_Set problem_
Your copy of the material below should match it exactly, except that it holds no pictures.

Dataset items:
[START]
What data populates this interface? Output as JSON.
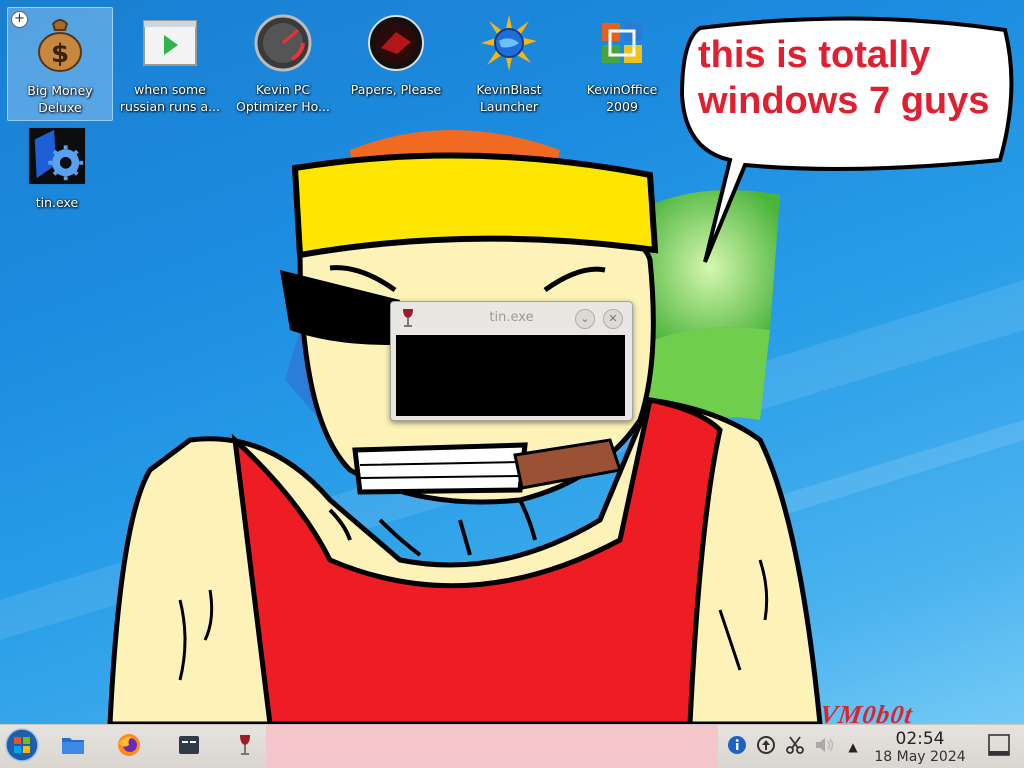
{
  "desktop": {
    "icons": [
      {
        "label": "Big Money\nDeluxe",
        "icon": "money-bag-icon"
      },
      {
        "label": "when some\nrussian runs a...",
        "icon": "video-play-icon"
      },
      {
        "label": "Kevin PC\nOptimizer Ho...",
        "icon": "speedometer-icon"
      },
      {
        "label": "Papers, Please",
        "icon": "papers-please-icon"
      },
      {
        "label": "KevinBlast\nLauncher",
        "icon": "globe-sun-icon"
      },
      {
        "label": "KevinOffice\n2009",
        "icon": "office-icon"
      },
      {
        "label": "tin.exe",
        "icon": "gear-app-icon"
      }
    ],
    "speech_bubble": "this is totally windows 7 guys"
  },
  "dialog": {
    "title": "tin.exe"
  },
  "taskbar": {
    "clock_time": "02:54",
    "clock_date": "18 May 2024",
    "watermark": "VM0b0t"
  },
  "colors": {
    "accent_red": "#e02030",
    "taskbar_bg": "#e6e2dd",
    "task_strip": "#f4c6cc"
  }
}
[END]
_Task response_
What data populates this interface? Output as JSON.
{
  "desktop": {
    "icons": [
      {
        "label": "Big Money\nDeluxe",
        "icon": "money-bag-icon"
      },
      {
        "label": "when some\nrussian runs a...",
        "icon": "video-play-icon"
      },
      {
        "label": "Kevin PC\nOptimizer Ho...",
        "icon": "speedometer-icon"
      },
      {
        "label": "Papers, Please",
        "icon": "papers-please-icon"
      },
      {
        "label": "KevinBlast\nLauncher",
        "icon": "globe-sun-icon"
      },
      {
        "label": "KevinOffice\n2009",
        "icon": "office-icon"
      },
      {
        "label": "tin.exe",
        "icon": "gear-app-icon"
      }
    ],
    "speech_bubble": "this is totally windows 7 guys"
  },
  "dialog": {
    "title": "tin.exe"
  },
  "taskbar": {
    "clock_time": "02:54",
    "clock_date": "18 May 2024",
    "watermark": "VM0b0t"
  },
  "colors": {
    "accent_red": "#e02030",
    "taskbar_bg": "#e6e2dd",
    "task_strip": "#f4c6cc"
  }
}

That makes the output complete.